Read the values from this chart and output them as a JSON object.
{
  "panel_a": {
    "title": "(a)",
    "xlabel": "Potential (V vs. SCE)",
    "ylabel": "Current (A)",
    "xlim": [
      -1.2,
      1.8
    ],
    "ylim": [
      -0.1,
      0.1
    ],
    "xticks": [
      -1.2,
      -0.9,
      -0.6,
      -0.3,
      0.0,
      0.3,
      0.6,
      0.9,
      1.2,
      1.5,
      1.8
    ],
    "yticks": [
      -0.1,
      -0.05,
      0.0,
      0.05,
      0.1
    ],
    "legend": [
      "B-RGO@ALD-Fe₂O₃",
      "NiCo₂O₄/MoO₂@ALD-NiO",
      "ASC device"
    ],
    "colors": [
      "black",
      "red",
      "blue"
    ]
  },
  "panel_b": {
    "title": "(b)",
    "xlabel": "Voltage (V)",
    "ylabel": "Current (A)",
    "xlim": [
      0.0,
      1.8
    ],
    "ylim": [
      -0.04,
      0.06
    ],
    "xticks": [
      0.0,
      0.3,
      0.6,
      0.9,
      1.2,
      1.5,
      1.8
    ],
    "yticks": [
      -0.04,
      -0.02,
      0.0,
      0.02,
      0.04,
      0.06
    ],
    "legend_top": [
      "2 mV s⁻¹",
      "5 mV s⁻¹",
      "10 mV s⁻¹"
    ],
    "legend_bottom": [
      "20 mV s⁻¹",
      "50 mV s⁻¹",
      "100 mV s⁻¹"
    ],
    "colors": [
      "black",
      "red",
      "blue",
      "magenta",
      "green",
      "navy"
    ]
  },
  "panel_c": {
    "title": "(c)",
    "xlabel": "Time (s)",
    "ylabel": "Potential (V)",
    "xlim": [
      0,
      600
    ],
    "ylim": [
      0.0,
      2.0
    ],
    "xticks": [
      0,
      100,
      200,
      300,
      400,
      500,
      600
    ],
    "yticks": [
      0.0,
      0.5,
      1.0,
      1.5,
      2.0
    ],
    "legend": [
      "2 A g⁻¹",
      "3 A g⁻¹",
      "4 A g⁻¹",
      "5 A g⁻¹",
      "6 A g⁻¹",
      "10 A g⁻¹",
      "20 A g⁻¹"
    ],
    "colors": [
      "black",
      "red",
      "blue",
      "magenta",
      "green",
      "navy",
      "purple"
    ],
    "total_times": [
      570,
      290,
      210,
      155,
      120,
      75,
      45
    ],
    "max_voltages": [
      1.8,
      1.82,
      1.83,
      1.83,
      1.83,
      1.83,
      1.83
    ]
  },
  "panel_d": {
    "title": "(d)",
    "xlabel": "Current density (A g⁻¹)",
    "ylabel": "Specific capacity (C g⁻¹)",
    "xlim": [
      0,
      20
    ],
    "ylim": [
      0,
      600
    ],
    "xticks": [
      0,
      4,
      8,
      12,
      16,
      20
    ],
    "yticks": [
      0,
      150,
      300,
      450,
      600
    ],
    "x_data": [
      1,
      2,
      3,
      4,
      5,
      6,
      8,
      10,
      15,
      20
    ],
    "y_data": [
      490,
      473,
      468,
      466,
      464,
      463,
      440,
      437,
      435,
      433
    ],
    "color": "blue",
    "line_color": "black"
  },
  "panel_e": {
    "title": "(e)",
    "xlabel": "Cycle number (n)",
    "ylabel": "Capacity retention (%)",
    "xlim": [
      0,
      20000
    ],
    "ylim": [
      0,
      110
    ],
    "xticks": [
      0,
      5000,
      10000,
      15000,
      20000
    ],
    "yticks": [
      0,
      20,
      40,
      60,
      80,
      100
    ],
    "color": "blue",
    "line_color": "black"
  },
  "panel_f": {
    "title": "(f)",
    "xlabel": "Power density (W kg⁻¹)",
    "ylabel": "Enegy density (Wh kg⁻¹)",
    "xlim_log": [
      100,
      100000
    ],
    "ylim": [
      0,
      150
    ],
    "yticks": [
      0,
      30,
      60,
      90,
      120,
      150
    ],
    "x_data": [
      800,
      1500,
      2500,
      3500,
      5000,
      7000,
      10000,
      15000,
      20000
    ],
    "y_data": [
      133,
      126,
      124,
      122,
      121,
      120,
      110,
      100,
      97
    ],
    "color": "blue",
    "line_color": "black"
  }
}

★ ★ ★ ★ ★

Report only how many lines in the entries contain "xlabel".

> Solved problem: 6